* **Exercise brief**
Return the number of lines that include the string "this", without any other text.

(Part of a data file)
***
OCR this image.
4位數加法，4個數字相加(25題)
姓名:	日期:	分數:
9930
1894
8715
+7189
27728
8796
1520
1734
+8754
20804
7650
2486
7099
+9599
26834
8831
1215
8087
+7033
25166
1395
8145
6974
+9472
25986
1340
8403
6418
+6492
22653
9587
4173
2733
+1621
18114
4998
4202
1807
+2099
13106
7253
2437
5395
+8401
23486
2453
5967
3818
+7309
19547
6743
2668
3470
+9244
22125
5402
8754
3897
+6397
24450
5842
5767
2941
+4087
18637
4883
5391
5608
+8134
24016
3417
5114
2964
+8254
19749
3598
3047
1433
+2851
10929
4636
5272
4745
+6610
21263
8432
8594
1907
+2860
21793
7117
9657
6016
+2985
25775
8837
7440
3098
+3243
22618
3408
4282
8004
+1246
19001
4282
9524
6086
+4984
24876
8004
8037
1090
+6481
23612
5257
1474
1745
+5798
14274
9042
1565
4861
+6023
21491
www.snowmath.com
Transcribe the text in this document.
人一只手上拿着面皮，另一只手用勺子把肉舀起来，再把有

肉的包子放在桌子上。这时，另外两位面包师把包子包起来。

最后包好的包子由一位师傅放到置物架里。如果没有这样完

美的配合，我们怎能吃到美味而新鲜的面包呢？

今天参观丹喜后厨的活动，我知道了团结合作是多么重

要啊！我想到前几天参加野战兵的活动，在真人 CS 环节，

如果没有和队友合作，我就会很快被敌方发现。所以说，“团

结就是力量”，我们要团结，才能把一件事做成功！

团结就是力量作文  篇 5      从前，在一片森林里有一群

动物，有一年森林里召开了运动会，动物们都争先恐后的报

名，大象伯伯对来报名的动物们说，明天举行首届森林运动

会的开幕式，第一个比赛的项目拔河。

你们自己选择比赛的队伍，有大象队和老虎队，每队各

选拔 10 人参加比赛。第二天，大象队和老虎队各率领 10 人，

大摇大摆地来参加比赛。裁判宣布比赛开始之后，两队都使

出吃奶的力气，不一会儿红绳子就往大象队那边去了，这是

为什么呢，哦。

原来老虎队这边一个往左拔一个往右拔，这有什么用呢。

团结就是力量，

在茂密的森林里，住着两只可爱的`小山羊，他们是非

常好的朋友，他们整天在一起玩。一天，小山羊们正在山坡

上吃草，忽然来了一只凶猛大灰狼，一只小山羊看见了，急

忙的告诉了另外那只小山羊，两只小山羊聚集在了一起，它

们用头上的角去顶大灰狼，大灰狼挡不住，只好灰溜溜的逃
***
* **Result**
2